A video-ready access device (VRAD) provides digital subscriber line access and high-definition television programming to customers subscribed to IPTV services such as AT&T's U-verse, Bell Canada's Bell Fibe TV, Claro Puerto Rico's Claro TV, and Telus's Optik TV. VRAD equipment manufactured by Alcatel-Lucent can be configured to support between 48 and 864 lines per box. The VRAD boxes are composed of circuit boards providing service, fed by fiber-optic cable.

==AT&T VRADs==
There are 2 types of VRAD systems currently used by AT&T: FTTN (fiber to the node), and FTTP (fiber to the premises).

FTTN, widely used where copper facilities exist in established neighborhoods, uses an Alcatel-Lucent 7330 Intelligent Services Access Manager (ISAM) shelf, which uses the existing copper wiring to customers' homes, leading to distance limitations from the VRAD cabinet to the customer's home. The 7330 ISAM is an internet protocol DSL access multiplexer that supports VDSL and ADSL protocols.

The FTTP system uses an Alcatel-Lucent 7340 ISAM shelf, which is mostly used in areas such as new neighborhoods or large-scale developments where fiber can be run to the household, removing the distance limitations of copper. The 7340 then connects to a Primary Flexibility Point, which distributes service to homes in the neighborhood, via a dual strand fiber, which is then split into 32 customer fiber pairs. In FTTP systems, the fiber pairs are typically led into a customer's residence at the network interface device. In FTTD (fiber to the desk) systems, the fiber can continue to an equipment room or garage, then to a decoder box or residential gateway, then to the customer's TV, computer, and phone lines.

The VRAD typically connects upstream to an Alcatel-Lucent 7450 Ethernet service switch in the central office hub, then to the headend video hub office.

VRADs required for U-verse are around 150 cm wide, 122 cm tall, and 66 cm deep. Size and graffiti risk have drawn complaints from homeowners. AT&T has sued competitor Comcast for Chicago ads against AT&T's "large and unsightly" VRADs. Four VRADs have exploded due to faulty lithium-ion batteries manufactured by Avestor (now bankrupt), at least one explosion sending parts "fifty feet throughout the neighborhood." AT&T replaced all 17,000 Avestor batteries used in its VRADs with safer Alcatel-Lucent-designed SAFT NiCad batteries, which have a 10-year life.

==Other VRADs==
Bell Canada's Bell Fibe TV and Telus's Optik TV also use VRADs in their networks. Bell Canada uses the Alcatel-Lucent 7330 and Ikanos Communications IKNS ISAMs, and provides Internet service via either FTTN to 50 Mbit/s, or FTTH (fibre to the home) to 1.5 Gbit/s.

Claro Puerto Rico is currently deploying VRADs to offer their IPTV and VDSL Internet service up to 50 Mbit/s. There are 2 types of VRAD systems currently used by Claro: FTTN (fiber to the node), and FTTP (fiber to the premises). It is unknown the equipment they are using.

Dataset extract:
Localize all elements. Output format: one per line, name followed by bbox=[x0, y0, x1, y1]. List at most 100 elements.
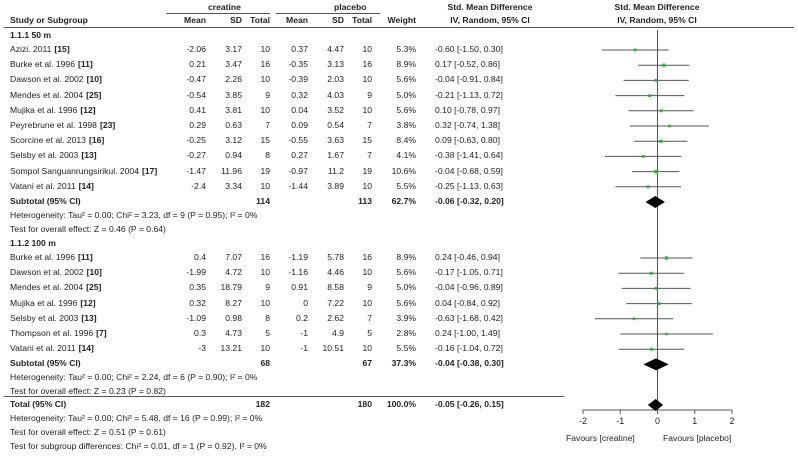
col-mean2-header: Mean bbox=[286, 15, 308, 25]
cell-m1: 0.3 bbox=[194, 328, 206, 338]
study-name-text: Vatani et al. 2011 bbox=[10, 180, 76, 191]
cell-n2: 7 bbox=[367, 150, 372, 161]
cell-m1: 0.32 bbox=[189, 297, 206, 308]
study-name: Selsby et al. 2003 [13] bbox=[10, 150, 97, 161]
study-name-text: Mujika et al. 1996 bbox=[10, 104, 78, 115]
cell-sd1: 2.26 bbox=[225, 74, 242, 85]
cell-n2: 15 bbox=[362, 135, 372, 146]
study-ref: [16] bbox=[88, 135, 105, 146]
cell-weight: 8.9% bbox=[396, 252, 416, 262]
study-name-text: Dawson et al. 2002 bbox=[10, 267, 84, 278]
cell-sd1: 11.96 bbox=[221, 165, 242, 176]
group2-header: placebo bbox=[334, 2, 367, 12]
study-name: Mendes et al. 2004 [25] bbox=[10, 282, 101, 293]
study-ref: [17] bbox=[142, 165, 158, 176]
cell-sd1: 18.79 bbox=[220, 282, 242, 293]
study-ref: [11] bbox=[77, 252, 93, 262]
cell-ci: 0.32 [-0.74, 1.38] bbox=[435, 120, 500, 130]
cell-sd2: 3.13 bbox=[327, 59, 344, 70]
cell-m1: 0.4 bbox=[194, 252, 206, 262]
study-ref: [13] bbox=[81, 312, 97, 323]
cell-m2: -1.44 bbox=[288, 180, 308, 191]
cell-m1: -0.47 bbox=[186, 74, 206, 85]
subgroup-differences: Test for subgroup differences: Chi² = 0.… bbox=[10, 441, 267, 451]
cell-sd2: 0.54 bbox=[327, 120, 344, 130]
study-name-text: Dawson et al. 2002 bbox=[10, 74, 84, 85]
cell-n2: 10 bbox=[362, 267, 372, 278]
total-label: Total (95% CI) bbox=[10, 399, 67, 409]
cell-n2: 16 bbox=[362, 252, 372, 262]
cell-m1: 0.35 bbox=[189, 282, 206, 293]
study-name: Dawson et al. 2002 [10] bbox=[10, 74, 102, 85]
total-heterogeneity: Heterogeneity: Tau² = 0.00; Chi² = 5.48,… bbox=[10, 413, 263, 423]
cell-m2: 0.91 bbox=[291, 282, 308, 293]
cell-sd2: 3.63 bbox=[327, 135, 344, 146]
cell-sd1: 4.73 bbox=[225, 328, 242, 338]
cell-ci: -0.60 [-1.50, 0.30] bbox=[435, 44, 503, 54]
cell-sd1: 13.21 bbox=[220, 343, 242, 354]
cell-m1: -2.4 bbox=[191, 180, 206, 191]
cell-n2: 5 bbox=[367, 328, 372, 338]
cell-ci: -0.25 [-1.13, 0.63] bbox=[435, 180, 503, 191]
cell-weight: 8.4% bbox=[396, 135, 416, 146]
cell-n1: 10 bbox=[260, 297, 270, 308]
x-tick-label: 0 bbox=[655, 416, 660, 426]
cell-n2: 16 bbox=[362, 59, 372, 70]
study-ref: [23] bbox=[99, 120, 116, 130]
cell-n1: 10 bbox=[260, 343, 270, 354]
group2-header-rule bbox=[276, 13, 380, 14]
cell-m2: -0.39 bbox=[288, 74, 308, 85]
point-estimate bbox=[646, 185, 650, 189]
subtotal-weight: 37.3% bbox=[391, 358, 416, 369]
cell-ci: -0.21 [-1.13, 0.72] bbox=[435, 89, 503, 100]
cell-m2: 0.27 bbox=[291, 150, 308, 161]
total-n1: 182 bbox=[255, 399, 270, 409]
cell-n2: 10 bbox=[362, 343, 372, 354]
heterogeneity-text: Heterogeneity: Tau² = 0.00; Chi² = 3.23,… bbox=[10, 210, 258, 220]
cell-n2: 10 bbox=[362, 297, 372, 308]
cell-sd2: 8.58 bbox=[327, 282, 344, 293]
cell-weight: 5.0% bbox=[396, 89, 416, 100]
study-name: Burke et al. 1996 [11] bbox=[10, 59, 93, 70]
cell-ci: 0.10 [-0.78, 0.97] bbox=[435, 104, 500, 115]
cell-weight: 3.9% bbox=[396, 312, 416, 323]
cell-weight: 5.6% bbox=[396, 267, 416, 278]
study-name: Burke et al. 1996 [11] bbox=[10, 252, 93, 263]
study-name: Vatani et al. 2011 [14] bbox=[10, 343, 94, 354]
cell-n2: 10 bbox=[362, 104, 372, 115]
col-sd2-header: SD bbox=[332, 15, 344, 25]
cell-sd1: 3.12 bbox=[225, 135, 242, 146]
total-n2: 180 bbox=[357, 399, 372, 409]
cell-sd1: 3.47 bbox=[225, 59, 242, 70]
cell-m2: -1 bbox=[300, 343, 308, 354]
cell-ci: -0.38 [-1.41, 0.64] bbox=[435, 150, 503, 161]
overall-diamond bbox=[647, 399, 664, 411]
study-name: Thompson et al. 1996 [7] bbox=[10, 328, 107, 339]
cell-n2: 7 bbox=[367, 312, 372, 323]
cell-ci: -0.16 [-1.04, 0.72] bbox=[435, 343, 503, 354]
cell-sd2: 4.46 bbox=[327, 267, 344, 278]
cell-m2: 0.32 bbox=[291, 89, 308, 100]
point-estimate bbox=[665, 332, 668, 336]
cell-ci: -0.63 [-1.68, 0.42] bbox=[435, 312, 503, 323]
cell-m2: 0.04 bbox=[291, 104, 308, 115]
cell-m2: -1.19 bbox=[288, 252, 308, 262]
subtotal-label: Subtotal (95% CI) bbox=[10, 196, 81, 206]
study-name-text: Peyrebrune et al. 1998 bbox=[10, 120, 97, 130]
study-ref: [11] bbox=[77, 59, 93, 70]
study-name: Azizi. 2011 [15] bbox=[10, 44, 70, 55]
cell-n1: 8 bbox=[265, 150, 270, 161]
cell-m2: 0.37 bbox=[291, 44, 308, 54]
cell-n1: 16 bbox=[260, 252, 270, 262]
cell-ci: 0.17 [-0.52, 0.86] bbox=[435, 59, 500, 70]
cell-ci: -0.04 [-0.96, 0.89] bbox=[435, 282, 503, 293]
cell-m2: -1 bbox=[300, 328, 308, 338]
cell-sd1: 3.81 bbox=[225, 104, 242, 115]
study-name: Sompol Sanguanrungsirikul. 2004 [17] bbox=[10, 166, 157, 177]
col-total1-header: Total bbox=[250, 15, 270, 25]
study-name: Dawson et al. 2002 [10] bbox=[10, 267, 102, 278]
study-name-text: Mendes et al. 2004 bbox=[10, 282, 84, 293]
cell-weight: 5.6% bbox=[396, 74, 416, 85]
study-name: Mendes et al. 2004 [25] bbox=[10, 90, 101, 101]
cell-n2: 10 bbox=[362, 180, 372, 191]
==
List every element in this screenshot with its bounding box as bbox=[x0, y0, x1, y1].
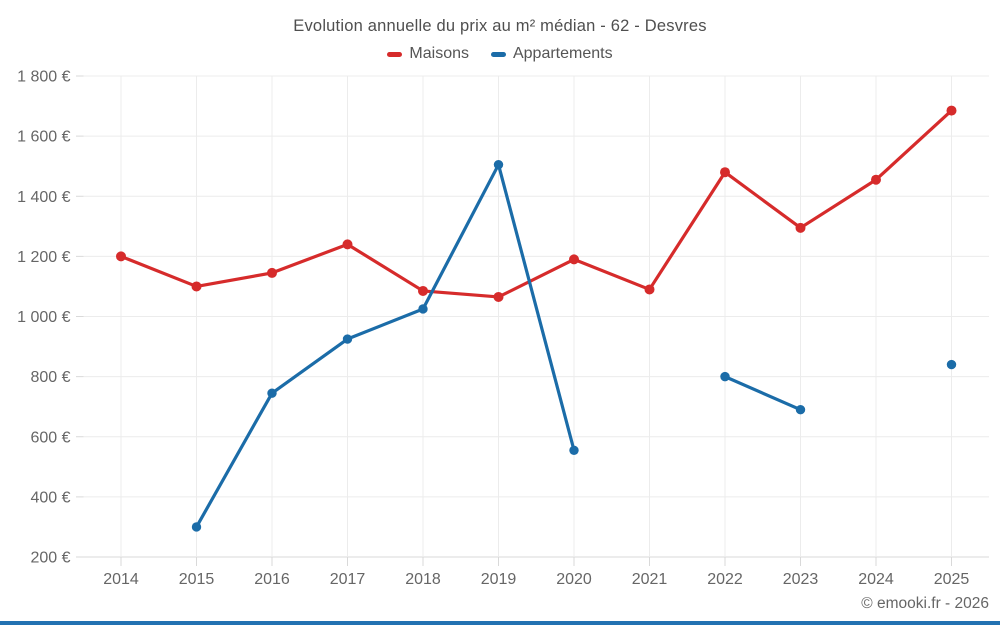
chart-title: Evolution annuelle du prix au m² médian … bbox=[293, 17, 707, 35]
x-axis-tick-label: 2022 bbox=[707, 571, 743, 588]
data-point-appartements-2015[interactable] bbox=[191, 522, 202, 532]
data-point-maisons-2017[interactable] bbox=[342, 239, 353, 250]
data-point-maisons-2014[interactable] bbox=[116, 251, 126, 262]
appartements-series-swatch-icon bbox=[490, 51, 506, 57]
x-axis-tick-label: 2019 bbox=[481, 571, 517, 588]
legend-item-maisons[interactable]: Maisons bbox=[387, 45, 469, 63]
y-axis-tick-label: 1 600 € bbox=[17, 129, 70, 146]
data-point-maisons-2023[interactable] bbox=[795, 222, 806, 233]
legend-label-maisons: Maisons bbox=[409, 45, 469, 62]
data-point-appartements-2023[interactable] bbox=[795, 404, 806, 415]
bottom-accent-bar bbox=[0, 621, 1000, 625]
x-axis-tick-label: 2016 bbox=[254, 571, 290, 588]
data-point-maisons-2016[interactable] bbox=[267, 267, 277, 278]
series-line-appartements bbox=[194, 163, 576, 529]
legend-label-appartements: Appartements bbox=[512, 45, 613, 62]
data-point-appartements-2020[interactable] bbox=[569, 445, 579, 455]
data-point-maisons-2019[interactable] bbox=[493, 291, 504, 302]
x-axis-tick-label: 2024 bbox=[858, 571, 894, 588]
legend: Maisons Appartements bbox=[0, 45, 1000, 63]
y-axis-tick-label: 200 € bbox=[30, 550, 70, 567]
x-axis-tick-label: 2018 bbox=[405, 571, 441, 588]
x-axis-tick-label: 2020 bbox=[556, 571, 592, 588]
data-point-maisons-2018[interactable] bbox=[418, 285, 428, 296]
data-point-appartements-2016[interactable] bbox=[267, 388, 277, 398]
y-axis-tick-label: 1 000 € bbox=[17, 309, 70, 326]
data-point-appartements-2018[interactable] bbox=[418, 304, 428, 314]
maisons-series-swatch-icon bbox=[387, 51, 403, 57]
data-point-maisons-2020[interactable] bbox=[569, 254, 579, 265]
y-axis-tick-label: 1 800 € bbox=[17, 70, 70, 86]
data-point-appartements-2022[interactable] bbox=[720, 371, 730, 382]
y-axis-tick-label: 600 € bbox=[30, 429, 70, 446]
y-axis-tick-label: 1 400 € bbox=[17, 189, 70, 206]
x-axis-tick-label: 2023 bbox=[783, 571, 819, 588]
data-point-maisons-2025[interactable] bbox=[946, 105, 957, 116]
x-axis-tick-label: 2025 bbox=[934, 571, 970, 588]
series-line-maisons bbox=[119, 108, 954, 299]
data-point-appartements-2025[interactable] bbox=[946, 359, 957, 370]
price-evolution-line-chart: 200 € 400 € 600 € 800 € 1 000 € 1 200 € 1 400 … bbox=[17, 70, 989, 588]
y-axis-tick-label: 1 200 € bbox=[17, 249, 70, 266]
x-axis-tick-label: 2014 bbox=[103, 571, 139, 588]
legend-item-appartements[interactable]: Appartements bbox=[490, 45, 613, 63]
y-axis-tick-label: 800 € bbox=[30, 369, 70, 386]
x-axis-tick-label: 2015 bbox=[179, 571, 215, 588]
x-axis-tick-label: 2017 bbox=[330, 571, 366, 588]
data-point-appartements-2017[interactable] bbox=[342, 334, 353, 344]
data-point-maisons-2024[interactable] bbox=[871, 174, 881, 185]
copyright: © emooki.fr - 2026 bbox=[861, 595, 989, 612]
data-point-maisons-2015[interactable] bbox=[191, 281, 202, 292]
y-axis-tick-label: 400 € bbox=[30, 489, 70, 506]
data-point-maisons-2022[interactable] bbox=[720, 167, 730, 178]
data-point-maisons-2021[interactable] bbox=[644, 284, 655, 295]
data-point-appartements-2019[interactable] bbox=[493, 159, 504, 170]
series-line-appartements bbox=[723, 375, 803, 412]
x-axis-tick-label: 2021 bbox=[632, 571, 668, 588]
---
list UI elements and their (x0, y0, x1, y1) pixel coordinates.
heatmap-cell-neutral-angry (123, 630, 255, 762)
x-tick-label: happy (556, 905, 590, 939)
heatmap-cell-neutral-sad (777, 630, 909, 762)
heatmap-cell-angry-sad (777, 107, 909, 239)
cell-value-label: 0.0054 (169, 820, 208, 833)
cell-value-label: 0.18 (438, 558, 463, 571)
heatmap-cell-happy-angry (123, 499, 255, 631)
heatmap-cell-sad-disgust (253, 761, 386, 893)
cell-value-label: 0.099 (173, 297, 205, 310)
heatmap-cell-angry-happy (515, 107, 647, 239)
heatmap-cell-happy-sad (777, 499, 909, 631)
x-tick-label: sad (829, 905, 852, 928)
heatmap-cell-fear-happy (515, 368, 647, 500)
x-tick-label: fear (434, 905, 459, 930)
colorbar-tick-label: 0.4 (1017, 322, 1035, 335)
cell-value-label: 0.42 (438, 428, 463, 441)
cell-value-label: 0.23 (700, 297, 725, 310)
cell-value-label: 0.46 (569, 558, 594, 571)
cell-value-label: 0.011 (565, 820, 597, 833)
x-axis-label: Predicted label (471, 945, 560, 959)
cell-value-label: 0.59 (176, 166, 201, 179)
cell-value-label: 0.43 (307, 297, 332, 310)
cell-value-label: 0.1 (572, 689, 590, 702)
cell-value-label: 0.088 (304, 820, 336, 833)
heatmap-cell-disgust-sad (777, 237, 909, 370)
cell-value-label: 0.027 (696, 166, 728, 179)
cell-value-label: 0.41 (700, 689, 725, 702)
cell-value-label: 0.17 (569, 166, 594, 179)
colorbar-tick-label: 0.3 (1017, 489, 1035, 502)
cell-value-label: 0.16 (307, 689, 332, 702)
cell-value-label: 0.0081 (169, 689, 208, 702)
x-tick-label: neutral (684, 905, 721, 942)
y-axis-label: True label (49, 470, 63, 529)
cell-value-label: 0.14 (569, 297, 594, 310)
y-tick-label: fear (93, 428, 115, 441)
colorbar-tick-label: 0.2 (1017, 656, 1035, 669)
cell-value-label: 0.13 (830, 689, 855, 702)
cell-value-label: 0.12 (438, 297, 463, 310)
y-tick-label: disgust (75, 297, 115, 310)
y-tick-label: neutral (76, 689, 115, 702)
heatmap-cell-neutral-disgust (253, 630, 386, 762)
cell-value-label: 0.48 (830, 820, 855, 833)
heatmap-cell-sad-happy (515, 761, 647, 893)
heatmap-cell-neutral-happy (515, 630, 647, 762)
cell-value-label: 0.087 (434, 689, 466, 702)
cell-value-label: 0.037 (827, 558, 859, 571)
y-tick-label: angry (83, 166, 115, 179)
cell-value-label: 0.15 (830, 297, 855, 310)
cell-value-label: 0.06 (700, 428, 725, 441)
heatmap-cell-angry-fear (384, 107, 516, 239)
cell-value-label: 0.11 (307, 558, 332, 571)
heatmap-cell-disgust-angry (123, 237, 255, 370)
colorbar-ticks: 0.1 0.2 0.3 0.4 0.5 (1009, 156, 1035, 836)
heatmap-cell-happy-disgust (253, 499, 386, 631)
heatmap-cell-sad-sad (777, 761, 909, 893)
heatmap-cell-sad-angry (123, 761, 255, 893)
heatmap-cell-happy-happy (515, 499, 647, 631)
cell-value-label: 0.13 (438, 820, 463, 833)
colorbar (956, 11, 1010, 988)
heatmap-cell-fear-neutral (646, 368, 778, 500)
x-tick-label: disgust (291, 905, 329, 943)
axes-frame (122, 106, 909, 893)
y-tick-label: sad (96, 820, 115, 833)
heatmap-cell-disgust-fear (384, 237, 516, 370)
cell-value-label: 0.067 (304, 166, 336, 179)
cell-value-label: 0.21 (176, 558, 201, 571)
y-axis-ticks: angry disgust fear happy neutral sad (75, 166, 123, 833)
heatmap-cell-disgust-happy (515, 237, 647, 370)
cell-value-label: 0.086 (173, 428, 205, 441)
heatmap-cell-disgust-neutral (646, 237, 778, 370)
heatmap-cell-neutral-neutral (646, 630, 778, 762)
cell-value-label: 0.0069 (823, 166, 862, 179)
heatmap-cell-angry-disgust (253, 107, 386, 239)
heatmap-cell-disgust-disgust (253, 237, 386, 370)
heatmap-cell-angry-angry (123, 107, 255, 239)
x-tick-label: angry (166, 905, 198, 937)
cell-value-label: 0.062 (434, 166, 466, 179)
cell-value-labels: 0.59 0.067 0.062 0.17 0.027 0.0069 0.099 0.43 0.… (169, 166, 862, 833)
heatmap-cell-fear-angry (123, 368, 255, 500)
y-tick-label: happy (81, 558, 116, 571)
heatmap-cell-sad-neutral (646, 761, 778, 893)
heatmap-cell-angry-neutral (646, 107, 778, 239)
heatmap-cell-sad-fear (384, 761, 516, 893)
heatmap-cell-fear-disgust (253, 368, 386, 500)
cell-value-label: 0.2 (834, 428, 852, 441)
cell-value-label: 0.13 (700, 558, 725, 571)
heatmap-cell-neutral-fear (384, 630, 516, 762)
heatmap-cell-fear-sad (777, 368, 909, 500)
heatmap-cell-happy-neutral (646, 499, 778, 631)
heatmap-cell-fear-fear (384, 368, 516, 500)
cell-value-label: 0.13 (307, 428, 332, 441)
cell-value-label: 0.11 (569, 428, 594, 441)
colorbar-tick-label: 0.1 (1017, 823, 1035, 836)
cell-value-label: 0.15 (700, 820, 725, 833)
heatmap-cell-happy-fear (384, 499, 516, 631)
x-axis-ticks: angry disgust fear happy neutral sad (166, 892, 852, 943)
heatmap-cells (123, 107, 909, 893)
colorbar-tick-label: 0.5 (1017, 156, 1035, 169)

Problem statement:
Reproduce the part of the VRAD article starting at "VRADs required for" and ending at "a 10-year life.". The records are separate material, apart from the VRAD article.

Correct result:
VRADs required for U-verse are around 150 cm wide, 122 cm tall, and 66 cm deep. Size and graffiti risk have drawn complaints from homeowners. AT&T has sued competitor Comcast for Chicago ads against AT&T's "large and unsightly" VRADs. Four VRADs have exploded due to faulty lithium-ion batteries manufactured by Avestor (now bankrupt), at least one explosion sending parts "fifty feet throughout the neighborhood." AT&T replaced all 17,000 Avestor batteries used in its VRADs with safer Alcatel-Lucent-designed SAFT NiCad batteries, which have a 10-year life.